## START Task material
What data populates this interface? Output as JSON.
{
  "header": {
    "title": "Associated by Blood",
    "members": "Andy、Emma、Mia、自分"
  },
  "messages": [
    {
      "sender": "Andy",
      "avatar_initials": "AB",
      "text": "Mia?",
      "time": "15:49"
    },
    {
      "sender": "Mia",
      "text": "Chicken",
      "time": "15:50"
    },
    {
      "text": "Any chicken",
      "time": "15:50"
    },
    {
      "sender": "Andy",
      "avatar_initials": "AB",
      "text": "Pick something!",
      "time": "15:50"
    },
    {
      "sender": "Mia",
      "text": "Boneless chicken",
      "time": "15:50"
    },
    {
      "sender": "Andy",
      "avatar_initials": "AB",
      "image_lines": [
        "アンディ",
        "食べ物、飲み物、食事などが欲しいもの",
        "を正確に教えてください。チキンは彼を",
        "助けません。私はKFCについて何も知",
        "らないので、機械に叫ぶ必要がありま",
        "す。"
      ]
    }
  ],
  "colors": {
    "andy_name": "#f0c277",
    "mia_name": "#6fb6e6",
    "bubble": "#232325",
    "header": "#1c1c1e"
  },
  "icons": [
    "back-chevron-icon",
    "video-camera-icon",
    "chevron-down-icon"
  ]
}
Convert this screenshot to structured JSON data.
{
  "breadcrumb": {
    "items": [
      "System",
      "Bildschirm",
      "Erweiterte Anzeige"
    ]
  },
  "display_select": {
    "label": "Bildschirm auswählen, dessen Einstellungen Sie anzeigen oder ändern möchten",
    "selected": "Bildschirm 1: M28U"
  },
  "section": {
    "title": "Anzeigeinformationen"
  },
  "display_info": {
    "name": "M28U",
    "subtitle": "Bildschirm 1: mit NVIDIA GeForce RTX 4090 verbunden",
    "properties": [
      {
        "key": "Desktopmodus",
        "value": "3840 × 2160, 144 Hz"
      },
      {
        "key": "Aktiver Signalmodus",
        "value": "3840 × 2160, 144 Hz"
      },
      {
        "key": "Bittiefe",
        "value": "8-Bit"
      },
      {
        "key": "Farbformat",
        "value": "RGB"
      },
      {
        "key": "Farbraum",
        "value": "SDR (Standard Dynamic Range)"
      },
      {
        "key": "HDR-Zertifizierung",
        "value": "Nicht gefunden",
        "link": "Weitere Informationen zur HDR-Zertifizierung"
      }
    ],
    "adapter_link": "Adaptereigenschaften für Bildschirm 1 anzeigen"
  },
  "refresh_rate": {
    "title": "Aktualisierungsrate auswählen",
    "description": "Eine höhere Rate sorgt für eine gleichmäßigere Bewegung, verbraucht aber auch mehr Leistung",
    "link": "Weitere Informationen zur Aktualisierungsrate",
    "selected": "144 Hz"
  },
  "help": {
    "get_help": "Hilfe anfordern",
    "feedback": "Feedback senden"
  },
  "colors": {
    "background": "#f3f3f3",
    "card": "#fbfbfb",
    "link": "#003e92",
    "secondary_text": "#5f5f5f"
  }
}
## END Task material
= Set exercise =
Print the entries exactly. Include every one.

= Solution to this task =
What data populates this interface? Output as JSON.
{
  "header": {
    "title": "Associated by Blood",
    "members": "Andy、Emma、Mia、自分"
  },
  "messages": [
    {
      "sender": "Andy",
      "avatar_initials": "AB",
      "text": "Mia?",
      "time": "15:49"
    },
    {
      "sender": "Mia",
      "text": "Chicken",
      "time": "15:50"
    },
    {
      "text": "Any chicken",
      "time": "15:50"
    },
    {
      "sender": "Andy",
      "avatar_initials": "AB",
      "text": "Pick something!",
      "time": "15:50"
    },
    {
      "sender": "Mia",
      "text": "Boneless chicken",
      "time": "15:50"
    },
    {
      "sender": "Andy",
      "avatar_initials": "AB",
      "image_lines": [
        "アンディ",
        "食べ物、飲み物、食事などが欲しいもの",
        "を正確に教えてください。チキンは彼を",
        "助けません。私はKFCについて何も知",
        "らないので、機械に叫ぶ必要がありま",
        "す。"
      ]
    }
  ],
  "colors": {
    "andy_name": "#f0c277",
    "mia_name": "#6fb6e6",
    "bubble": "#232325",
    "header": "#1c1c1e"
  },
  "icons": [
    "back-chevron-icon",
    "video-camera-icon",
    "chevron-down-icon"
  ]
}
Convert this screenshot to structured JSON data.
{
  "breadcrumb": {
    "items": [
      "System",
      "Bildschirm",
      "Erweiterte Anzeige"
    ]
  },
  "display_select": {
    "label": "Bildschirm auswählen, dessen Einstellungen Sie anzeigen oder ändern möchten",
    "selected": "Bildschirm 1: M28U"
  },
  "section": {
    "title": "Anzeigeinformationen"
  },
  "display_info": {
    "name": "M28U",
    "subtitle": "Bildschirm 1: mit NVIDIA GeForce RTX 4090 verbunden",
    "properties": [
      {
        "key": "Desktopmodus",
        "value": "3840 × 2160, 144 Hz"
      },
      {
        "key": "Aktiver Signalmodus",
        "value": "3840 × 2160, 144 Hz"
      },
      {
        "key": "Bittiefe",
        "value": "8-Bit"
      },
      {
        "key": "Farbformat",
        "value": "RGB"
      },
      {
        "key": "Farbraum",
        "value": "SDR (Standard Dynamic Range)"
      },
      {
        "key": "HDR-Zertifizierung",
        "value": "Nicht gefunden",
        "link": "Weitere Informationen zur HDR-Zertifizierung"
      }
    ],
    "adapter_link": "Adaptereigenschaften für Bildschirm 1 anzeigen"
  },
  "refresh_rate": {
    "title": "Aktualisierungsrate auswählen",
    "description": "Eine höhere Rate sorgt für eine gleichmäßigere Bewegung, verbraucht aber auch mehr Leistung",
    "link": "Weitere Informationen zur Aktualisierungsrate",
    "selected": "144 Hz"
  },
  "help": {
    "get_help": "Hilfe anfordern",
    "feedback": "Feedback senden"
  },
  "colors": {
    "background": "#f3f3f3",
    "card": "#fbfbfb",
    "link": "#003e92",
    "secondary_text": "#5f5f5f"
  }
}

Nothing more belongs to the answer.